Records supplied

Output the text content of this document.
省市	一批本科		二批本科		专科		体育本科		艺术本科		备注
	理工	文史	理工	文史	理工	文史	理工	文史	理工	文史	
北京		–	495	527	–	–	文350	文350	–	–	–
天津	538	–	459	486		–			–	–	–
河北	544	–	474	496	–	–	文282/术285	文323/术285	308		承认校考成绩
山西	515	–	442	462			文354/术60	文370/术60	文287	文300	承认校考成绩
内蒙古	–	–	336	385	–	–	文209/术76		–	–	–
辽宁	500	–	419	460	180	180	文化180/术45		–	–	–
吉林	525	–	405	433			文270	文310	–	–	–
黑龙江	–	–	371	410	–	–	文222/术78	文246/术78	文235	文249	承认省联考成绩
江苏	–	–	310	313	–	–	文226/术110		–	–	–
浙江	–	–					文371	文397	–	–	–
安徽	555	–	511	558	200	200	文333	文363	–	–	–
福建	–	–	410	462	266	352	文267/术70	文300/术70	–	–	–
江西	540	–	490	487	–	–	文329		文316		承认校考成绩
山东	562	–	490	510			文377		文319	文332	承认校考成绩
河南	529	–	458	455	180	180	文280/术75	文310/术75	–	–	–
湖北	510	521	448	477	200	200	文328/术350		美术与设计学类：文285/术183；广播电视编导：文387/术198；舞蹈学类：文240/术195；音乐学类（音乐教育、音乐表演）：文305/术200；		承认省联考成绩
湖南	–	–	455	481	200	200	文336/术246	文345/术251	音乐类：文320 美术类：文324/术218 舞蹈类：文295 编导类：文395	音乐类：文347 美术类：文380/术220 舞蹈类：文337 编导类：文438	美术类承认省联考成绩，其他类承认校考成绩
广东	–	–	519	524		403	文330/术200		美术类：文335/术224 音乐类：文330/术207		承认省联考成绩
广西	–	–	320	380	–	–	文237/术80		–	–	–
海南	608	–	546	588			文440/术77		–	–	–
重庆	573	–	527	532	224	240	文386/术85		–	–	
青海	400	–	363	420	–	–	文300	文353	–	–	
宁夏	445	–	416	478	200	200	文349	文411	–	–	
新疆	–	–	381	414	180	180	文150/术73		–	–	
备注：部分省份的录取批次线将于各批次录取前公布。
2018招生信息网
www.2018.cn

Your objective
Without changing a word, restate the whole listing.

The solution
Output the text content of this document.
省市	一批本科		二批本科		专科		体育本科		艺术本科		备注
	理工	文史	理工	文史	理工	文史	理工	文史	理工	文史	
北京		–	495	527	–	–	文350	文350	–	–	–
天津	538	–	459	486		–			–	–	–
河北	544	–	474	496	–	–	文282/术285	文323/术285	308		承认校考成绩
山西	515	–	442	462			文354/术60	文370/术60	文287	文300	承认校考成绩
内蒙古	–	–	336	385	–	–	文209/术76		–	–	–
辽宁	500	–	419	460	180	180	文化180/术45		–	–	–
吉林	525	–	405	433			文270	文310	–	–	–
黑龙江	–	–	371	410	–	–	文222/术78	文246/术78	文235	文249	承认省联考成绩
江苏	–	–	310	313	–	–	文226/术110		–	–	–
浙江	–	–					文371	文397	–	–	–
安徽	555	–	511	558	200	200	文333	文363	–	–	–
福建	–	–	410	462	266	352	文267/术70	文300/术70	–	–	–
江西	540	–	490	487	–	–	文329		文316		承认校考成绩
山东	562	–	490	510			文377		文319	文332	承认校考成绩
河南	529	–	458	455	180	180	文280/术75	文310/术75	–	–	–
湖北	510	521	448	477	200	200	文328/术350		美术与设计学类：文285/术183；广播电视编导：文387/术198；舞蹈学类：文240/术195；音乐学类（音乐教育、音乐表演）：文305/术200；		承认省联考成绩
湖南	–	–	455	481	200	200	文336/术246	文345/术251	音乐类：文320 美术类：文324/术218 舞蹈类：文295 编导类：文395	音乐类：文347 美术类：文380/术220 舞蹈类：文337 编导类：文438	美术类承认省联考成绩，其他类承认校考成绩
广东	–	–	519	524		403	文330/术200		美术类：文335/术224 音乐类：文330/术207		承认省联考成绩
广西	–	–	320	380	–	–	文237/术80		–	–	–
海南	608	–	546	588			文440/术77		–	–	–
重庆	573	–	527	532	224	240	文386/术85		–	–	
青海	400	–	363	420	–	–	文300	文353	–	–	
宁夏	445	–	416	478	200	200	文349	文411	–	–	
新疆	–	–	381	414	180	180	文150/术73		–	–	
备注：部分省份的录取批次线将于各批次录取前公布。
2018招生信息网
www.2018.cn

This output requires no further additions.